— START OF Data to use —

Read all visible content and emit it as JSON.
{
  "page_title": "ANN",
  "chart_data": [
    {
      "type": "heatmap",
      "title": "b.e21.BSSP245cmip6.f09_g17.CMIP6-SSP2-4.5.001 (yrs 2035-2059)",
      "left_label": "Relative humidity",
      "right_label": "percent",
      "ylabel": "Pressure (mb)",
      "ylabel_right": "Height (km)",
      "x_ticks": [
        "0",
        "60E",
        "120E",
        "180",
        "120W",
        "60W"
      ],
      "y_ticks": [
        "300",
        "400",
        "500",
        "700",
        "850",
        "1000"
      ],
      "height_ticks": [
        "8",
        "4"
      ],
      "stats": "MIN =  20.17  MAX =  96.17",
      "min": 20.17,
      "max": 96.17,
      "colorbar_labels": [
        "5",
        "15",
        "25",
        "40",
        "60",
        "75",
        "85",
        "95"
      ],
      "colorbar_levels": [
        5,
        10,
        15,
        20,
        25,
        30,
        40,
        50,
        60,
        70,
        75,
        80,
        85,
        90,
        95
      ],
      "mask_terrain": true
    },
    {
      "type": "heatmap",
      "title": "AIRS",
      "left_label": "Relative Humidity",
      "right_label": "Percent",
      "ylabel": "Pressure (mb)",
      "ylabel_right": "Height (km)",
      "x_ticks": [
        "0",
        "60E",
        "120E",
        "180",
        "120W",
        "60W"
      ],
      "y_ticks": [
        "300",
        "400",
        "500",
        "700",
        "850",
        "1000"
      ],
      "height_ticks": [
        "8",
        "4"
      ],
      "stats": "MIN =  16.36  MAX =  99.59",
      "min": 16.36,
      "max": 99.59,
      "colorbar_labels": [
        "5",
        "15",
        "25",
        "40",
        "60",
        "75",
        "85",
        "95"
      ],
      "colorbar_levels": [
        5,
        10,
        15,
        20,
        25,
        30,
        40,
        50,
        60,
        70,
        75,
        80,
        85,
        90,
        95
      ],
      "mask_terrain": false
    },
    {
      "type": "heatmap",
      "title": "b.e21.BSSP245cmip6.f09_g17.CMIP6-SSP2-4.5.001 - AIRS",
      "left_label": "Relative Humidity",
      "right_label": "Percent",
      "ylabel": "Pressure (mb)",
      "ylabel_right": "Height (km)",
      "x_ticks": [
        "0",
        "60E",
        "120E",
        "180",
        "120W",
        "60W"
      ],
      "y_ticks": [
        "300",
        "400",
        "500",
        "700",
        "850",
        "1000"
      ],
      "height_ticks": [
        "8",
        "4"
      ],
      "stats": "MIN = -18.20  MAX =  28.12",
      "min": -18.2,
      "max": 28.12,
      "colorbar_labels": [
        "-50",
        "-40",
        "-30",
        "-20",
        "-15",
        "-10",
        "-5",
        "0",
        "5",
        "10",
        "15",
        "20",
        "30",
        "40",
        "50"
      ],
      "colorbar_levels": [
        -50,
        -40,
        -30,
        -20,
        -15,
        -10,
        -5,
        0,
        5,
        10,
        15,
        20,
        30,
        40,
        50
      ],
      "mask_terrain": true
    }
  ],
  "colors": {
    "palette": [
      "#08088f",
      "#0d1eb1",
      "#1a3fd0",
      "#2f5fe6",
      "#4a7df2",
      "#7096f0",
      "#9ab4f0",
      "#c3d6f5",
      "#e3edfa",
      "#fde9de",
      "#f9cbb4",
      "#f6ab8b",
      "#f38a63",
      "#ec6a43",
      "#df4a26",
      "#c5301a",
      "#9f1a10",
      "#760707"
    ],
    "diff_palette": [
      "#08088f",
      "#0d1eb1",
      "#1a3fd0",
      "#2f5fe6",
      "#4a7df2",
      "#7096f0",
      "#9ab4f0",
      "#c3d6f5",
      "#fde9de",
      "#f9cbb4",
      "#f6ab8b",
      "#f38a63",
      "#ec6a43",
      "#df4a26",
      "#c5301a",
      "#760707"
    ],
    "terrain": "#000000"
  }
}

— END OF Data to use —

▸ **What this task involves**
Extract each line of the listing above, copying it word for word.

▸ **Response to this task**
Read all visible content and emit it as JSON.
{
  "page_title": "ANN",
  "chart_data": [
    {
      "type": "heatmap",
      "title": "b.e21.BSSP245cmip6.f09_g17.CMIP6-SSP2-4.5.001 (yrs 2035-2059)",
      "left_label": "Relative humidity",
      "right_label": "percent",
      "ylabel": "Pressure (mb)",
      "ylabel_right": "Height (km)",
      "x_ticks": [
        "0",
        "60E",
        "120E",
        "180",
        "120W",
        "60W"
      ],
      "y_ticks": [
        "300",
        "400",
        "500",
        "700",
        "850",
        "1000"
      ],
      "height_ticks": [
        "8",
        "4"
      ],
      "stats": "MIN =  20.17  MAX =  96.17",
      "min": 20.17,
      "max": 96.17,
      "colorbar_labels": [
        "5",
        "15",
        "25",
        "40",
        "60",
        "75",
        "85",
        "95"
      ],
      "colorbar_levels": [
        5,
        10,
        15,
        20,
        25,
        30,
        40,
        50,
        60,
        70,
        75,
        80,
        85,
        90,
        95
      ],
      "mask_terrain": true
    },
    {
      "type": "heatmap",
      "title": "AIRS",
      "left_label": "Relative Humidity",
      "right_label": "Percent",
      "ylabel": "Pressure (mb)",
      "ylabel_right": "Height (km)",
      "x_ticks": [
        "0",
        "60E",
        "120E",
        "180",
        "120W",
        "60W"
      ],
      "y_ticks": [
        "300",
        "400",
        "500",
        "700",
        "850",
        "1000"
      ],
      "height_ticks": [
        "8",
        "4"
      ],
      "stats": "MIN =  16.36  MAX =  99.59",
      "min": 16.36,
      "max": 99.59,
      "colorbar_labels": [
        "5",
        "15",
        "25",
        "40",
        "60",
        "75",
        "85",
        "95"
      ],
      "colorbar_levels": [
        5,
        10,
        15,
        20,
        25,
        30,
        40,
        50,
        60,
        70,
        75,
        80,
        85,
        90,
        95
      ],
      "mask_terrain": false
    },
    {
      "type": "heatmap",
      "title": "b.e21.BSSP245cmip6.f09_g17.CMIP6-SSP2-4.5.001 - AIRS",
      "left_label": "Relative Humidity",
      "right_label": "Percent",
      "ylabel": "Pressure (mb)",
      "ylabel_right": "Height (km)",
      "x_ticks": [
        "0",
        "60E",
        "120E",
        "180",
        "120W",
        "60W"
      ],
      "y_ticks": [
        "300",
        "400",
        "500",
        "700",
        "850",
        "1000"
      ],
      "height_ticks": [
        "8",
        "4"
      ],
      "stats": "MIN = -18.20  MAX =  28.12",
      "min": -18.2,
      "max": 28.12,
      "colorbar_labels": [
        "-50",
        "-40",
        "-30",
        "-20",
        "-15",
        "-10",
        "-5",
        "0",
        "5",
        "10",
        "15",
        "20",
        "30",
        "40",
        "50"
      ],
      "colorbar_levels": [
        -50,
        -40,
        -30,
        -20,
        -15,
        -10,
        -5,
        0,
        5,
        10,
        15,
        20,
        30,
        40,
        50
      ],
      "mask_terrain": true
    }
  ],
  "colors": {
    "palette": [
      "#08088f",
      "#0d1eb1",
      "#1a3fd0",
      "#2f5fe6",
      "#4a7df2",
      "#7096f0",
      "#9ab4f0",
      "#c3d6f5",
      "#e3edfa",
      "#fde9de",
      "#f9cbb4",
      "#f6ab8b",
      "#f38a63",
      "#ec6a43",
      "#df4a26",
      "#c5301a",
      "#9f1a10",
      "#760707"
    ],
    "diff_palette": [
      "#08088f",
      "#0d1eb1",
      "#1a3fd0",
      "#2f5fe6",
      "#4a7df2",
      "#7096f0",
      "#9ab4f0",
      "#c3d6f5",
      "#fde9de",
      "#f9cbb4",
      "#f6ab8b",
      "#f38a63",
      "#ec6a43",
      "#df4a26",
      "#c5301a",
      "#760707"
    ],
    "terrain": "#000000"
  }
}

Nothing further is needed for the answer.